**Saved data entries**

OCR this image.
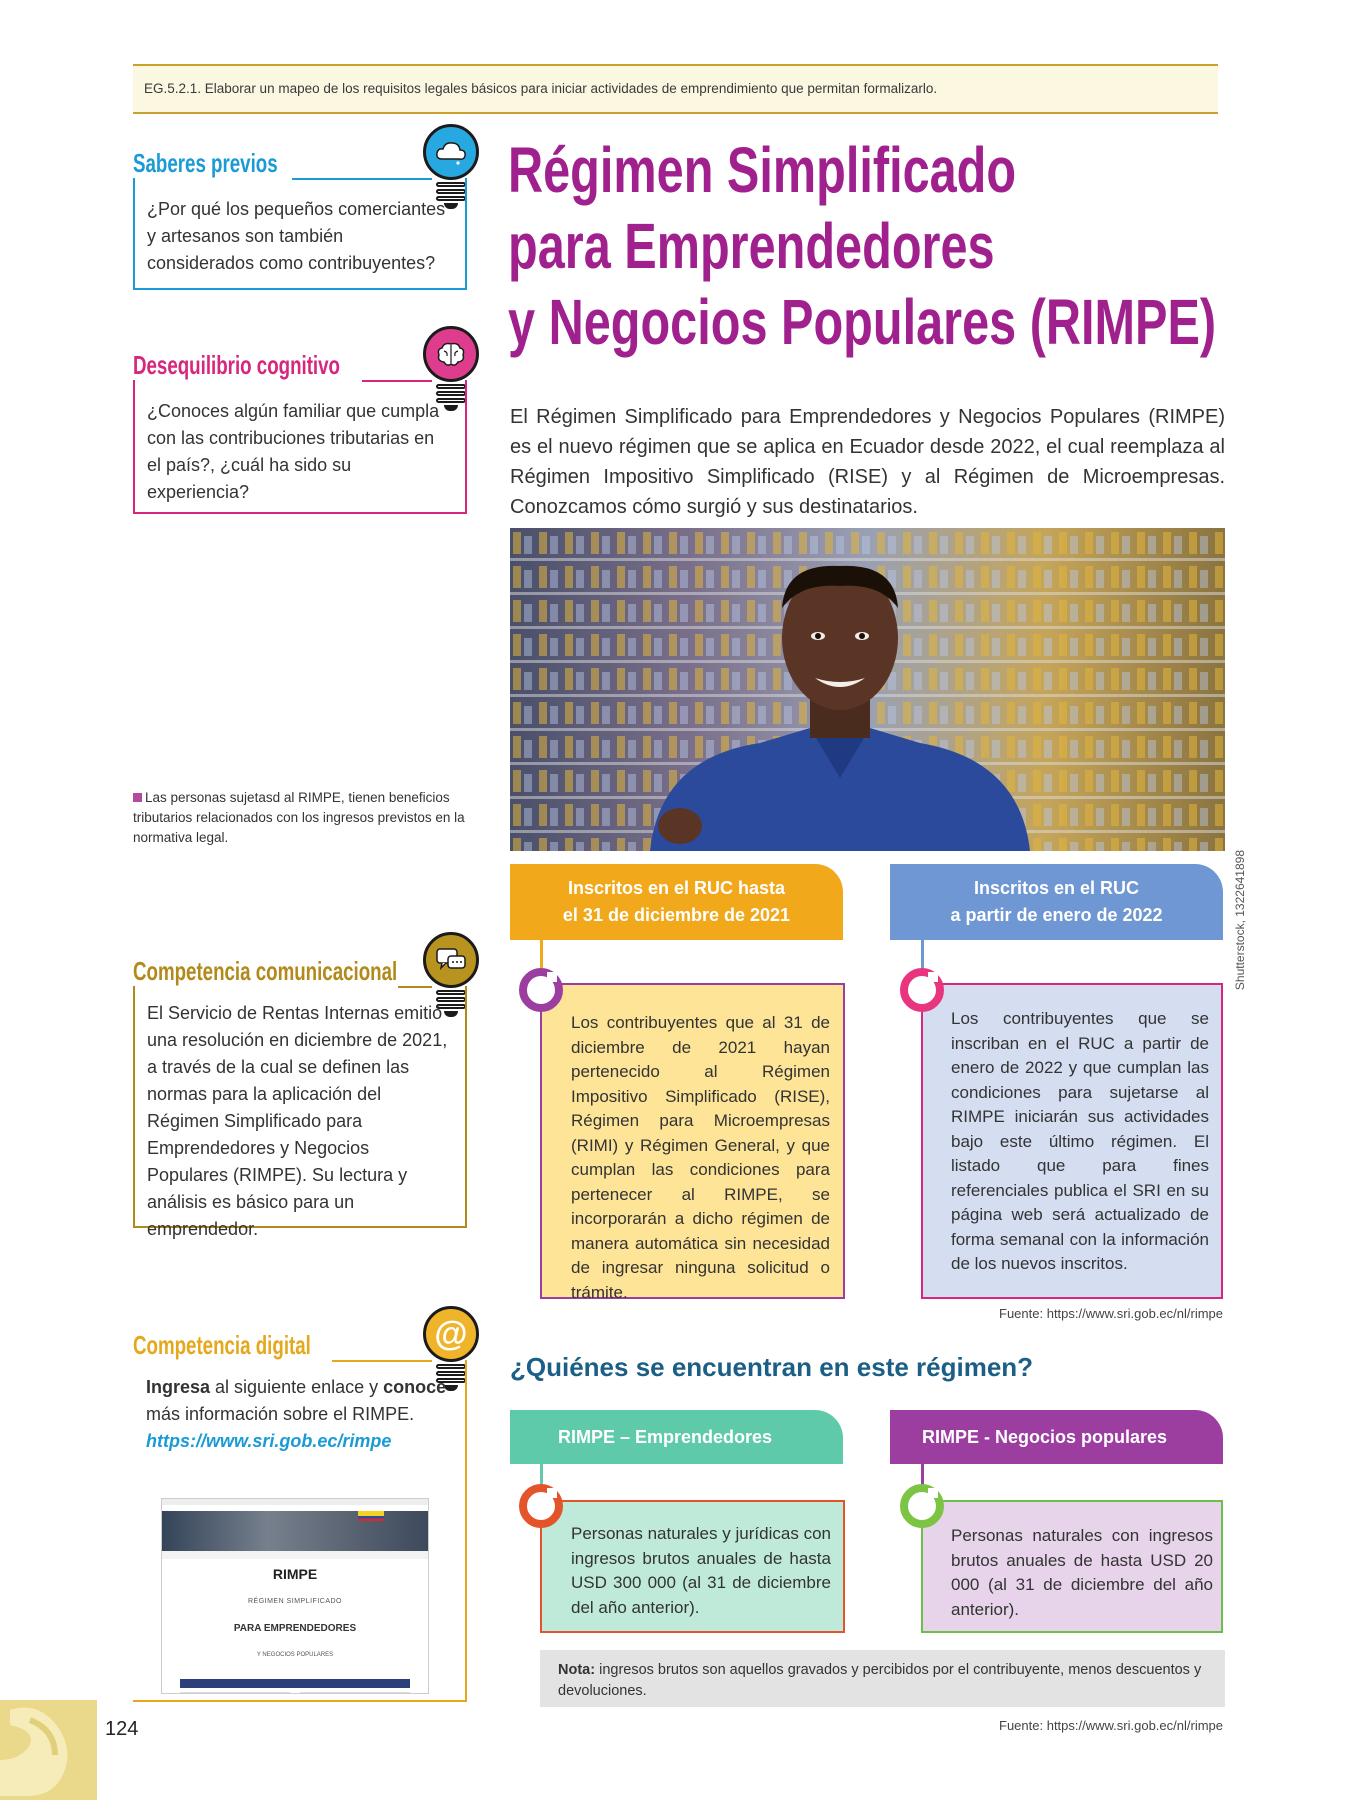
EG.5.2.1. Elaborar un mapeo de los requisitos legales básicos para iniciar actividades de emprendimiento que permitan formalizarlo.
Saberes previos
¿Por qué los pequeños comerciantes y artesanos son también considerados como contribuyentes?
Desequilibrio cognitivo
¿Conoces algún familiar que cumpla con las contribuciones tributarias en el país?, ¿cuál ha sido su experiencia?
Las personas sujetasd al RIMPE, tienen beneficios tributarios relacionados con los ingresos previstos en la normativa legal.
Competencia comunicacional
El Servicio de Rentas Internas emitió una resolución en diciembre de 2021, a través de la cual se definen las normas para la aplicación del Régimen Simplificado para Emprendedores y Negocios Populares (RIMPE). Su lectura y análisis es básico para un emprendedor.
Competencia digital	@
Ingresa al siguiente enlace y conoce más información sobre el RIMPE.
https://www.sri.gob.ec/rimpe
RIMPE
RÉGIMEN SIMPLIFICADO
PARA EMPRENDEDORES
Y NEGOCIOS POPULARES
124
Régimen Simplificado
para Emprendedores
y Negocios Populares (RIMPE)
El Régimen Simplificado para Emprendedores y Negocios Populares (RIMPE) es el nuevo régimen que se aplica en Ecuador desde 2022, el cual reemplaza al Régimen Impositivo Simplificado (RISE) y al Régimen de Microempresas. Conozcamos cómo surgió y sus destinatarios.
Shutterstock, 1322641898
Inscritos en el RUC hasta
el 31 de diciembre de 2021
Inscritos en el RUC
a partir de enero de 2022
Los contribuyentes que al 31 de diciembre de 2021 hayan pertenecido al Régimen Impositivo Simplificado (RISE), Régimen para Microempresas (RIMI) y Régimen General, y que cumplan las condiciones para pertenecer al RIMPE, se incorporarán a dicho régimen de manera automática sin necesidad de ingresar ninguna solicitud o trámite.
Los contribuyentes que se inscriban en el RUC a partir de enero de 2022 y que cumplan las condiciones para sujetarse al RIMPE iniciarán sus actividades bajo este último régimen. El listado que para fines referenciales publica el SRI en su página web será actualizado de forma semanal con la información de los nuevos inscritos.
Fuente: https://www.sri.gob.ec/nl/rimpe
¿Quiénes se encuentran en este régimen?
RIMPE – Emprendedores	RIMPE - Negocios populares
Personas naturales y jurídicas con ingresos brutos anuales de hasta USD 300 000 (al 31 de diciembre del año anterior).
Personas naturales con ingresos brutos anuales de hasta USD 20 000 (al 31 de diciembre del año anterior).
Nota: ingresos brutos son aquellos gravados y percibidos por el contribuyente, menos descuentos y devoluciones.
Fuente: https://www.sri.gob.ec/nl/rimpe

**CHALLENGE**
Leave out the pictures and give the rest of the records again exactly.

**WRITTEN ANSWER**
OCR this image.
EG.5.2.1. Elaborar un mapeo de los requisitos legales básicos para iniciar actividades de emprendimiento que permitan formalizarlo.
Saberes previos
¿Por qué los pequeños comerciantes y artesanos son también considerados como contribuyentes?
Desequilibrio cognitivo
¿Conoces algún familiar que cumpla con las contribuciones tributarias en el país?, ¿cuál ha sido su experiencia?
Las personas sujetasd al RIMPE, tienen beneficios tributarios relacionados con los ingresos previstos en la normativa legal.
Competencia comunicacional
El Servicio de Rentas Internas emitió una resolución en diciembre de 2021, a través de la cual se definen las normas para la aplicación del Régimen Simplificado para Emprendedores y Negocios Populares (RIMPE). Su lectura y análisis es básico para un emprendedor.
Competencia digital	@
Ingresa al siguiente enlace y conoce más información sobre el RIMPE.
https://www.sri.gob.ec/rimpe
RIMPE
RÉGIMEN SIMPLIFICADO
PARA EMPRENDEDORES
Y NEGOCIOS POPULARES
124
Régimen Simplificado
para Emprendedores
y Negocios Populares (RIMPE)
El Régimen Simplificado para Emprendedores y Negocios Populares (RIMPE) es el nuevo régimen que se aplica en Ecuador desde 2022, el cual reemplaza al Régimen Impositivo Simplificado (RISE) y al Régimen de Microempresas. Conozcamos cómo surgió y sus destinatarios.
Shutterstock, 1322641898
Inscritos en el RUC hasta
el 31 de diciembre de 2021
Inscritos en el RUC
a partir de enero de 2022
Los contribuyentes que al 31 de diciembre de 2021 hayan pertenecido al Régimen Impositivo Simplificado (RISE), Régimen para Microempresas (RIMI) y Régimen General, y que cumplan las condiciones para pertenecer al RIMPE, se incorporarán a dicho régimen de manera automática sin necesidad de ingresar ninguna solicitud o trámite.
Los contribuyentes que se inscriban en el RUC a partir de enero de 2022 y que cumplan las condiciones para sujetarse al RIMPE iniciarán sus actividades bajo este último régimen. El listado que para fines referenciales publica el SRI en su página web será actualizado de forma semanal con la información de los nuevos inscritos.
Fuente: https://www.sri.gob.ec/nl/rimpe
¿Quiénes se encuentran en este régimen?
RIMPE – Emprendedores	RIMPE - Negocios populares
Personas naturales y jurídicas con ingresos brutos anuales de hasta USD 300 000 (al 31 de diciembre del año anterior).
Personas naturales con ingresos brutos anuales de hasta USD 20 000 (al 31 de diciembre del año anterior).
Nota: ingresos brutos son aquellos gravados y percibidos por el contribuyente, menos descuentos y devoluciones.
Fuente: https://www.sri.gob.ec/nl/rimpe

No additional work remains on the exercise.